> **Requirements**:
Copy all of the records below verbatim.

++++++

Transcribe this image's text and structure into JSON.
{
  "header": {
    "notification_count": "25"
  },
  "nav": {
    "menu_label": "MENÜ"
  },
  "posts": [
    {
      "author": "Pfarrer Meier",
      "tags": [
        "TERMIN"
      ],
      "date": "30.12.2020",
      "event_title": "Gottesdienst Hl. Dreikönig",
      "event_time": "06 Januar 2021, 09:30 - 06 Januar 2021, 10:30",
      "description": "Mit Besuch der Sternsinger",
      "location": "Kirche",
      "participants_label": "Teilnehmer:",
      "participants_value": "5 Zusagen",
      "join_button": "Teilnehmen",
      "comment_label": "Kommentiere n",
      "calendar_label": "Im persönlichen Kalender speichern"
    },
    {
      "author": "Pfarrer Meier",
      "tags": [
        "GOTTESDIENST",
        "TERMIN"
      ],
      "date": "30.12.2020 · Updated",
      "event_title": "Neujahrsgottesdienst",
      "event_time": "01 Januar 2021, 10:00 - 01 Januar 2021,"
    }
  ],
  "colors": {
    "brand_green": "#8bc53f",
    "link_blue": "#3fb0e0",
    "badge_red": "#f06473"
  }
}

++++++

> **The output**:
Transcribe this image's text and structure into JSON.
{
  "header": {
    "notification_count": "25"
  },
  "nav": {
    "menu_label": "MENÜ"
  },
  "posts": [
    {
      "author": "Pfarrer Meier",
      "tags": [
        "TERMIN"
      ],
      "date": "30.12.2020",
      "event_title": "Gottesdienst Hl. Dreikönig",
      "event_time": "06 Januar 2021, 09:30 - 06 Januar 2021, 10:30",
      "description": "Mit Besuch der Sternsinger",
      "location": "Kirche",
      "participants_label": "Teilnehmer:",
      "participants_value": "5 Zusagen",
      "join_button": "Teilnehmen",
      "comment_label": "Kommentiere n",
      "calendar_label": "Im persönlichen Kalender speichern"
    },
    {
      "author": "Pfarrer Meier",
      "tags": [
        "GOTTESDIENST",
        "TERMIN"
      ],
      "date": "30.12.2020 · Updated",
      "event_title": "Neujahrsgottesdienst",
      "event_time": "01 Januar 2021, 10:00 - 01 Januar 2021,"
    }
  ],
  "colors": {
    "brand_green": "#8bc53f",
    "link_blue": "#3fb0e0",
    "badge_red": "#f06473"
  }
}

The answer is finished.